• [Task instructions]:
A - In the workshop notes on gathering internet data, which server are participants told to connect to?
B - Reproduce everything in the workshop notes from "Turn on options" down to "ftp directory listings.".

• [Text block]:
'''

Summer Workshop in Computational Social Science: Gathering, Cleaning and Processing Internet Data

Sean Westwood
September 20, 2011

Goals

  1. Learn methods to gather data
  2. Go over methods to clean downloaded content
  3. Go over the basics of requesting data through APIs

First steps

We will work on Stanford's servers

Open SSH (or PuTTY) and connect to corn.stanford.edu

ssh sunetid@corn.stanford.edu        

Gathering internet data (without a browser)

wget

GNU Wget is a free software package for retrieving files using HTTP, HTTPS and FTP

Useful for simple downloads

and for recursive downloads (getting an entire website)

Working with Wget

wget http://www.google.com

Working with Wget

‘-r’

Turn on recursive retrieving.

‘-l depth’

Depth to download

wget -r -l 1 http://www.google.com        

This will download all files within a depth of 1 from google.com

Wget mirroring (getting everything)

‘-m’

Turn on options suitable for mirroring. This option turns on recursion and time-stamping, sets infinite recursion depth and keeps ftp directory listings.

cURL

Used to interactively request information from servers

Send variables to request specific data

Send cookies (authentication, etc.)

'''

• [Extracted material]:

'''

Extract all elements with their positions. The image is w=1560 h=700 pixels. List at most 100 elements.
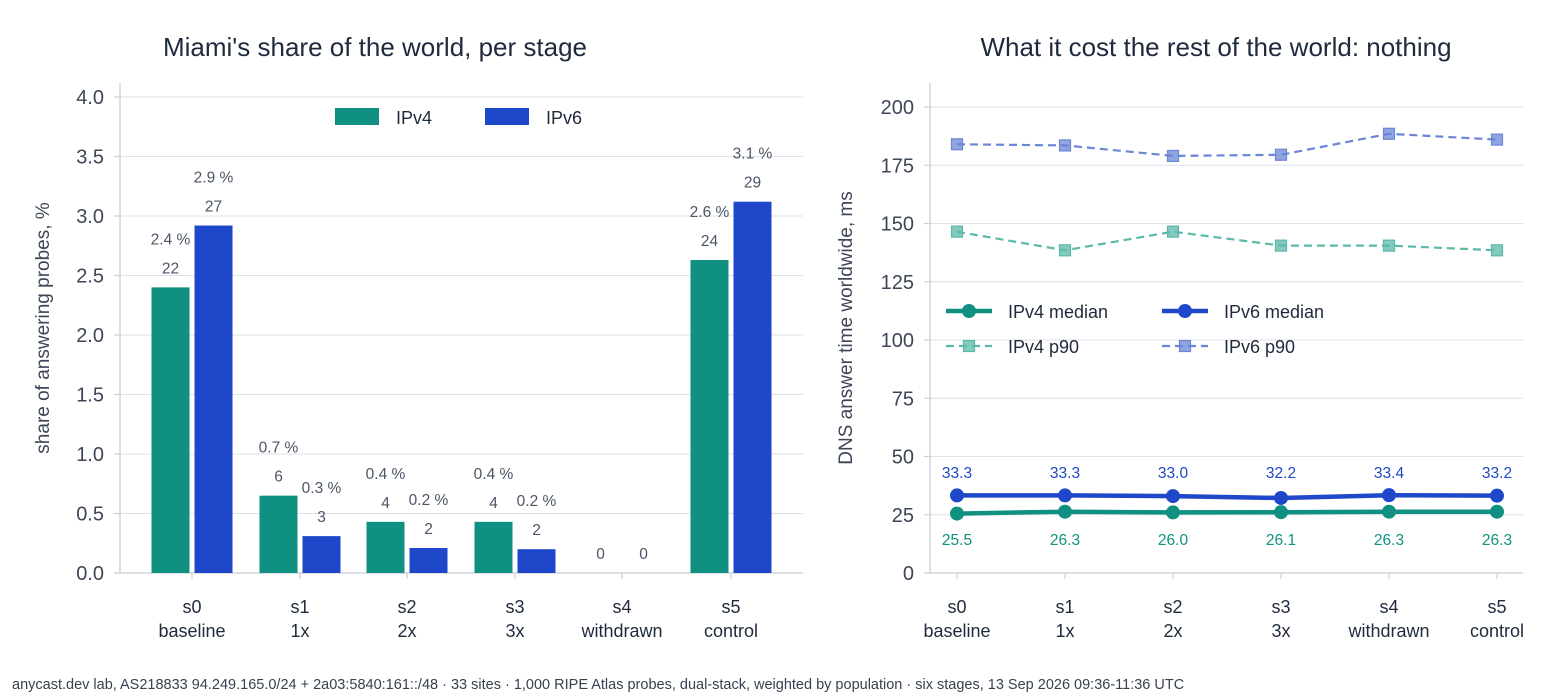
bar-pct-label: 0.4 % — [474, 466, 514, 483]
footnote: anycast.dev lab, AS218833 94.249.165.0/2… — [12, 677, 1185, 693]
marker-ipv6-p90 — [1382, 127, 1396, 140]
x-tick-stage: s3 — [1271, 597, 1290, 617]
x-tick-stage: s5 — [721, 597, 740, 617]
bar-count-label: 24 — [701, 233, 719, 250]
marker-ipv6-median — [1166, 489, 1180, 504]
bar-count-label: 6 — [274, 469, 283, 486]
line-ipv4-median — [956, 509, 1497, 516]
data-label-ipv6-median: 32.2 — [1266, 465, 1296, 482]
x-tick-label: 2x — [1163, 621, 1182, 641]
marker-ipv4-p90 — [1058, 244, 1072, 257]
marker-ipv6-median — [1058, 488, 1072, 503]
marker-ipv6-median — [1490, 488, 1504, 503]
legend-label-ipv4-p90: IPv4 p90 — [1008, 337, 1079, 357]
legend-swatch — [335, 108, 379, 125]
y-tick-label: 1.5 — [76, 385, 104, 407]
legend-label-ipv4-median: IPv4 median — [1008, 302, 1108, 322]
y-tick-label: 200 — [881, 97, 914, 119]
x-tick-label: 3x — [505, 621, 524, 641]
x-tick-label: withdrawn — [580, 621, 662, 641]
chart-title-right: What it cost the rest of the world: noth… — [980, 32, 1451, 62]
legend-marker — [962, 339, 976, 353]
bar-count-label: 2 — [424, 521, 433, 538]
line-ipv6-p90 — [956, 132, 1498, 158]
x-tick-label: 1x — [290, 621, 309, 641]
marker-ipv4-median — [1058, 504, 1072, 519]
marker-ipv4-median — [1274, 505, 1288, 520]
x-tick-stage: s5 — [1487, 597, 1506, 617]
data-label-ipv6-median: 33.0 — [1158, 465, 1189, 482]
y-tick-label: 0.5 — [76, 504, 104, 526]
legend-marker — [962, 304, 976, 318]
y-tick-label: 2.0 — [76, 325, 104, 347]
x-tick-label: baseline — [923, 621, 990, 641]
bar-count-label: 3 — [317, 509, 326, 526]
bar-ipv6 — [517, 549, 556, 573]
bar-pct-label: 0.3 % — [302, 480, 342, 497]
x-tick-stage: s0 — [947, 597, 966, 617]
marker-ipv6-p90 — [1490, 133, 1504, 146]
bar-ipv4 — [151, 287, 190, 573]
y-tick-label: 100 — [881, 330, 914, 352]
data-label-ipv6-median: 33.3 — [942, 465, 972, 482]
bar-ipv4 — [474, 521, 513, 573]
y-tick-label: 3.5 — [76, 147, 104, 169]
x-tick-stage: s1 — [1055, 597, 1074, 617]
line-ipv6-median — [957, 492, 1498, 501]
marker-ipv4-p90 — [1490, 244, 1504, 257]
x-tick-stage: s2 — [397, 597, 416, 617]
bar-count-label: 0 — [639, 546, 648, 563]
marker-ipv4-median — [1382, 504, 1396, 519]
y-tick-label: 125 — [881, 272, 914, 294]
legend-label-ipv6-p90: IPv6 p90 — [1224, 337, 1295, 357]
bar-count-label: 4 — [381, 495, 390, 512]
marker-ipv6-median — [950, 488, 964, 503]
bar-pct-label: 0.4 % — [366, 466, 406, 483]
y-tick-label: 175 — [881, 155, 914, 177]
data-label-ipv4-median: 25.5 — [942, 532, 972, 549]
marker-ipv4-median — [1166, 505, 1180, 520]
marker-ipv6-p90 — [1274, 148, 1288, 161]
y-tick-label: 4.0 — [76, 87, 104, 109]
x-tick-stage: s4 — [612, 597, 631, 617]
marker-ipv4-median — [1490, 504, 1504, 519]
marker-ipv6-median — [1382, 488, 1396, 503]
x-tick-stage: s0 — [182, 597, 201, 617]
bar-ipv4 — [366, 521, 405, 573]
data-label-ipv6-median: 33.4 — [1374, 465, 1405, 482]
bar-ipv6 — [733, 201, 772, 573]
x-tick-label: baseline — [158, 621, 225, 641]
marker-ipv6-p90 — [950, 138, 964, 151]
y-axis-label: DNS answer time worldwide, ms — [836, 191, 857, 464]
bar-ipv6 — [409, 548, 448, 573]
x-tick-label: 3x — [1271, 621, 1290, 641]
y-axis-label: share of answering probes, % — [33, 202, 54, 453]
marker-ipv4-p90 — [1382, 239, 1396, 252]
chart-title-left: Miami's share of the world, per stage — [163, 32, 587, 62]
data-label-ipv4-median: 26.3 — [1374, 532, 1404, 549]
x-tick-label: control — [1470, 621, 1524, 641]
marker-ipv4-median — [950, 506, 964, 521]
legend-label-ipv6-median: IPv6 median — [1224, 302, 1324, 322]
data-label-ipv6-median: 33.2 — [1482, 465, 1512, 482]
bar-pct-label: 2.9 % — [194, 170, 234, 187]
x-tick-stage: s3 — [505, 597, 524, 617]
marker-ipv4-p90 — [1274, 239, 1288, 252]
bar-count-label: 27 — [205, 199, 222, 216]
marker-ipv4-p90 — [950, 225, 964, 238]
bar-pct-label: 0.2 % — [409, 492, 449, 509]
bar-pct-label: 2.4 % — [151, 231, 191, 248]
y-tick-label: 0 — [903, 563, 914, 585]
bar-ipv6 — [194, 225, 233, 573]
data-label-ipv4-median: 26.3 — [1050, 532, 1080, 549]
legend-marker — [1178, 304, 1192, 318]
y-tick-label: 25 — [892, 505, 914, 527]
legend-label: IPv4 — [396, 108, 432, 128]
marker-ipv6-median — [1274, 490, 1288, 505]
bar-count-label: 4 — [489, 495, 498, 512]
x-tick-stage: s2 — [1163, 597, 1182, 617]
bar-count-label: 22 — [162, 260, 179, 277]
marker-ipv4-p90 — [1166, 225, 1180, 238]
legend-marker — [1178, 339, 1192, 353]
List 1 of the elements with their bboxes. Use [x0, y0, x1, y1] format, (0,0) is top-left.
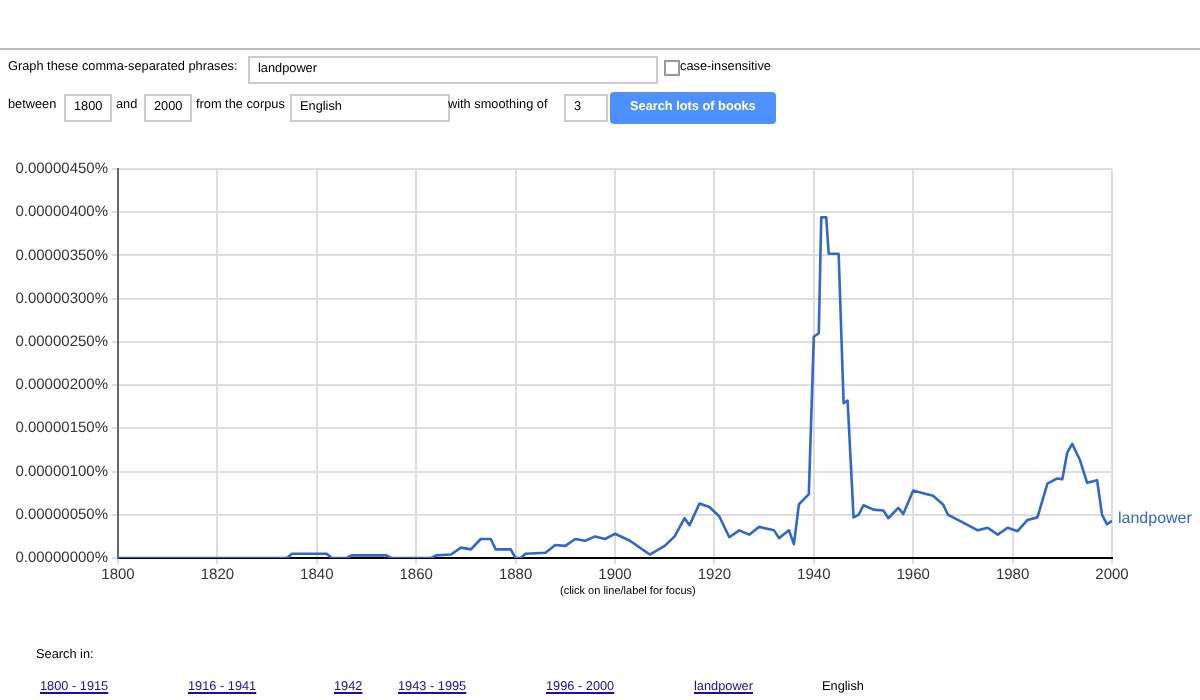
series-label: landpower: [1118, 509, 1193, 528]
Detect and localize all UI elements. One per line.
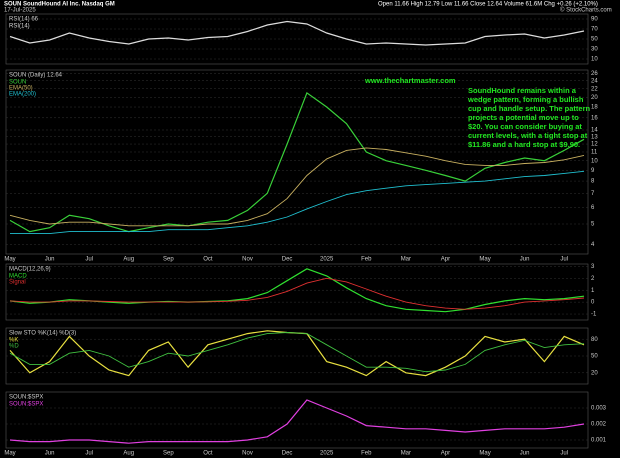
x-tick-label: Sep (163, 257, 174, 263)
panel-title: SOUN:$SPX (9, 395, 43, 401)
y-tick-label: 13 (591, 134, 598, 140)
series-line (9, 399, 585, 444)
y-tick-label: 0.003 (591, 406, 607, 412)
y-tick-label: 20 (591, 95, 598, 101)
y-tick-label: 4 (591, 242, 595, 248)
legend-entry: %D (9, 344, 19, 350)
y-tick-label: 11 (591, 150, 598, 156)
y-tick-label: 0 (591, 300, 595, 306)
x-tick-label: Mar (401, 451, 411, 457)
panel (5, 69, 589, 255)
y-tick-label: 16 (591, 115, 598, 121)
legend-entry: EMA(50) (9, 86, 33, 92)
x-tick-label: Jun (520, 451, 530, 457)
symbol: SOUN SoundHound AI Inc. Nasdaq GM (4, 2, 115, 8)
x-tick-label: May (4, 257, 15, 263)
x-tick-label: Apr (441, 451, 450, 457)
quote: Open 11.66 High 12.79 Low 11.66 Close 12… (378, 2, 598, 8)
source: © StockCharts.com (560, 7, 612, 14)
x-tick-label: Jul (560, 451, 568, 457)
x-tick-label: Jul (85, 257, 93, 263)
panel-title: RSI(14) 66 (9, 17, 39, 23)
x-tick-label: Nov (242, 451, 253, 457)
x-tick-label: Feb (361, 257, 372, 263)
legend-entry: SOUN (9, 80, 26, 86)
x-tick-label: Apr (441, 257, 450, 263)
x-tick-label: 2025 (320, 451, 334, 457)
legend-entry: MACD (9, 274, 27, 280)
legend-entry: Signal (9, 280, 26, 286)
series-line (9, 332, 585, 373)
y-tick-label: 20 (591, 370, 598, 376)
x-tick-label: May (479, 257, 490, 263)
site: www.thechartmaster.com (365, 76, 456, 85)
panel-title: MACD(12,26,9) (9, 267, 51, 273)
series-line (9, 20, 585, 46)
x-tick-label: Jun (520, 257, 530, 263)
legend-entry: SOUN:$SPX (9, 402, 43, 408)
panel-title: Slow STO %K(14) %D(3) (9, 331, 76, 337)
series-line (9, 277, 585, 310)
series-line (9, 147, 585, 227)
x-tick-label: Jul (560, 257, 568, 263)
commentary: SoundHound remains within a wedge patter… (468, 86, 591, 149)
y-tick-label: 30 (591, 47, 598, 53)
y-tick-label: 50 (591, 37, 598, 43)
x-tick-label: Mar (401, 257, 411, 263)
panel-title: SOUN (Daily) 12.64 (9, 73, 63, 79)
y-tick-label: 10 (591, 57, 598, 63)
y-tick-label: 5 (591, 222, 595, 228)
y-tick-label: 90 (591, 17, 598, 23)
y-tick-label: 0.001 (591, 438, 607, 444)
x-tick-label: May (4, 451, 15, 457)
y-tick-label: 14 (591, 128, 598, 134)
legend-entry: RSI(14) (9, 24, 30, 30)
x-tick-label: Aug (123, 451, 134, 457)
y-tick-label: 7 (591, 191, 595, 197)
y-tick-label: 24 (591, 78, 598, 84)
legend-entry: EMA(200) (9, 92, 36, 98)
x-tick-label: Dec (282, 257, 293, 263)
legend-entry: %K (9, 338, 18, 344)
panel (5, 263, 589, 321)
series-line (9, 330, 585, 377)
series-line (9, 268, 585, 313)
x-tick-label: Jun (45, 451, 55, 457)
y-tick-label: 6 (591, 205, 595, 211)
x-tick-label: Sep (163, 451, 174, 457)
y-tick-label: 1 (591, 288, 595, 294)
x-tick-label: Feb (361, 451, 372, 457)
series-line (9, 91, 585, 233)
x-tick-label: Jun (45, 257, 55, 263)
y-tick-label: 70 (591, 27, 598, 33)
y-tick-label: 18 (591, 105, 598, 111)
x-tick-label: Aug (123, 257, 134, 263)
x-tick-label: Jul (85, 451, 93, 457)
y-tick-label: 3 (591, 264, 595, 270)
y-tick-label: 50 (591, 354, 598, 360)
x-tick-label: Oct (203, 257, 213, 263)
y-tick-label: 80 (591, 337, 598, 343)
x-tick-label: May (479, 451, 490, 457)
y-tick-label: 22 (591, 86, 598, 92)
panel (5, 391, 589, 449)
panel (5, 327, 589, 385)
x-tick-label: Nov (242, 257, 253, 263)
series-line (10, 170, 585, 235)
y-tick-label: 26 (591, 71, 598, 77)
x-tick-label: Dec (282, 451, 293, 457)
y-tick-label: -1 (591, 312, 597, 318)
y-tick-label: 12 (591, 142, 598, 148)
y-tick-label: 10 (591, 158, 598, 164)
x-tick-label: Oct (203, 451, 213, 457)
y-tick-label: 8 (591, 179, 595, 185)
y-tick-label: 9 (591, 168, 595, 174)
x-tick-label: 2025 (320, 257, 334, 263)
date: 17-Jul-2025 (4, 8, 36, 14)
y-tick-label: 0.002 (591, 422, 607, 428)
y-tick-label: 2 (591, 276, 595, 282)
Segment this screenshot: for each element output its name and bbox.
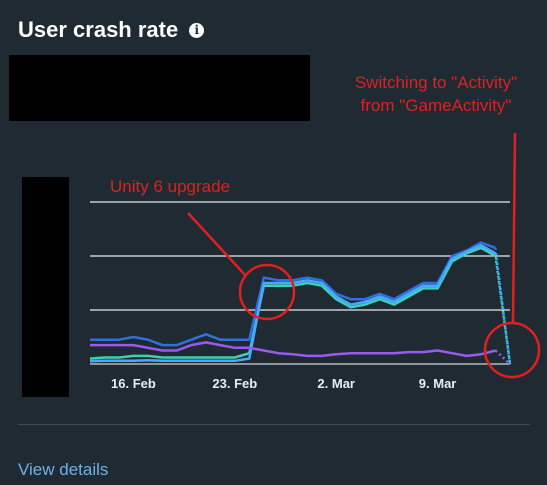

'''

• [Solved tasks]:
A - corn.stanford.edu

B -
Turn on options suitable for mirroring. This option turns on recursion and time-stamping, sets infinite recursion depth and keeps ftp directory listings.